## Directive
How many lines of the data include the string "yhigh"? State the number and nothing else.

+--

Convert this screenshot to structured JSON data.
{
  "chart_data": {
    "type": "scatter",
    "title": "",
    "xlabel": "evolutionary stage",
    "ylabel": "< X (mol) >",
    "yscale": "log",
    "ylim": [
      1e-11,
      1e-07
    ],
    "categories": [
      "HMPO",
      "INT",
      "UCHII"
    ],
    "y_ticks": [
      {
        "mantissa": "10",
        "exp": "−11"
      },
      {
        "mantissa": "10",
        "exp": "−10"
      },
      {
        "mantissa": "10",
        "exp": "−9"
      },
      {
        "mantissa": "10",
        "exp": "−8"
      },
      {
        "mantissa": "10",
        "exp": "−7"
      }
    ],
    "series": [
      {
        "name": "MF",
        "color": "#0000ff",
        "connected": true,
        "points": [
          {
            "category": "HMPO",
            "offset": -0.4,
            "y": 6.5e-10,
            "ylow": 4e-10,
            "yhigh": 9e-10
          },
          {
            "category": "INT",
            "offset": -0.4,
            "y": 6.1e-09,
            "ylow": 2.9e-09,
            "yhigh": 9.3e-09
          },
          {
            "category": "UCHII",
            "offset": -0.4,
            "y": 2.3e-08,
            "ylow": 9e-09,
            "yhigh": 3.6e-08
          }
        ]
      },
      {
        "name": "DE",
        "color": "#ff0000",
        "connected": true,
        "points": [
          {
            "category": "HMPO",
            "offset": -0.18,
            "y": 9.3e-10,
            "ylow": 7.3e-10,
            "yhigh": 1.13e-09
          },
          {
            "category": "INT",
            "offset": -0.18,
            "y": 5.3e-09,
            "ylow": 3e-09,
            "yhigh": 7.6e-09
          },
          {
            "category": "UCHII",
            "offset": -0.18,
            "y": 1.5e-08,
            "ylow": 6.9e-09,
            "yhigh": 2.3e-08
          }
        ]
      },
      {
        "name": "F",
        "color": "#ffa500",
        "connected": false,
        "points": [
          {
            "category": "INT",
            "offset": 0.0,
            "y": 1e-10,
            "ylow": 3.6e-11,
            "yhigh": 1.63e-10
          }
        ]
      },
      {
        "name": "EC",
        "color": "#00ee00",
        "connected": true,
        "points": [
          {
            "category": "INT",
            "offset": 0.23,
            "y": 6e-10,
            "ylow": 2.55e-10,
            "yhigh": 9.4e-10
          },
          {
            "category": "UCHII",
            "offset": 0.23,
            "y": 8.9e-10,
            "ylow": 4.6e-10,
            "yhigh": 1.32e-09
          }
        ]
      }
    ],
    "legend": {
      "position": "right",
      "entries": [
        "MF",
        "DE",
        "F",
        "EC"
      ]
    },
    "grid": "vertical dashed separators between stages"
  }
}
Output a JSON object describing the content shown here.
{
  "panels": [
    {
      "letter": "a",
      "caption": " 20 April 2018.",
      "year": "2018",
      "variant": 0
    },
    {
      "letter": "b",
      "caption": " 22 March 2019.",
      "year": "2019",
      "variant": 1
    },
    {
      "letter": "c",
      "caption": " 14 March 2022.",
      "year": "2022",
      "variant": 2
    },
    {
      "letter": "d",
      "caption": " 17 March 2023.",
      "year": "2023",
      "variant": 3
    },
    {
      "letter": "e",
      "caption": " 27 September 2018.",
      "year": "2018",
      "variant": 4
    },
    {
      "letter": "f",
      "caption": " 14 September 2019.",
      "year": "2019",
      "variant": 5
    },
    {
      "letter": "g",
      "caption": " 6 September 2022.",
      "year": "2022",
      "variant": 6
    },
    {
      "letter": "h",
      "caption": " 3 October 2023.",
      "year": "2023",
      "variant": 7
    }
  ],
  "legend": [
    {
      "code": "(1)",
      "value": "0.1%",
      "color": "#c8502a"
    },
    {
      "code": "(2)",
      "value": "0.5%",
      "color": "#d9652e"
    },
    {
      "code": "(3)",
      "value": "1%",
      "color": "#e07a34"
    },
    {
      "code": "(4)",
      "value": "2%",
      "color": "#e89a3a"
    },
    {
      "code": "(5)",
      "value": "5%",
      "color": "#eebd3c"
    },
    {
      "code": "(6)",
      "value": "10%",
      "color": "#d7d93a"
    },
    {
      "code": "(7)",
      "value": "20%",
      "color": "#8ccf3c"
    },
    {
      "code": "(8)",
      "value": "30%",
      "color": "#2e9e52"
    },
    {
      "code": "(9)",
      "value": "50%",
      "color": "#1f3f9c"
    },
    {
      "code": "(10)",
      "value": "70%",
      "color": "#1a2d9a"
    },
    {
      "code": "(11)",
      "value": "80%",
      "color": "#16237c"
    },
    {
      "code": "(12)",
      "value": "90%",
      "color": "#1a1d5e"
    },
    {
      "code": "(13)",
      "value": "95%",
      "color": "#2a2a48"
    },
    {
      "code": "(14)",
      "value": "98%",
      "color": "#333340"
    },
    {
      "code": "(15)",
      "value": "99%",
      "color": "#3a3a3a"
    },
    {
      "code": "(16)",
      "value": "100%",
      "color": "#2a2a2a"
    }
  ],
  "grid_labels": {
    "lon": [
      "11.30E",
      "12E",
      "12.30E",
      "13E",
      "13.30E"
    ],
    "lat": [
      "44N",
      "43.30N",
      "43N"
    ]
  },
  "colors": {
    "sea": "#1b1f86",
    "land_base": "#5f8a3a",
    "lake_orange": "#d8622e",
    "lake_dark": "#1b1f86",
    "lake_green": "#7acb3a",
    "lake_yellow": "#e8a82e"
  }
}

+--

## Final result
9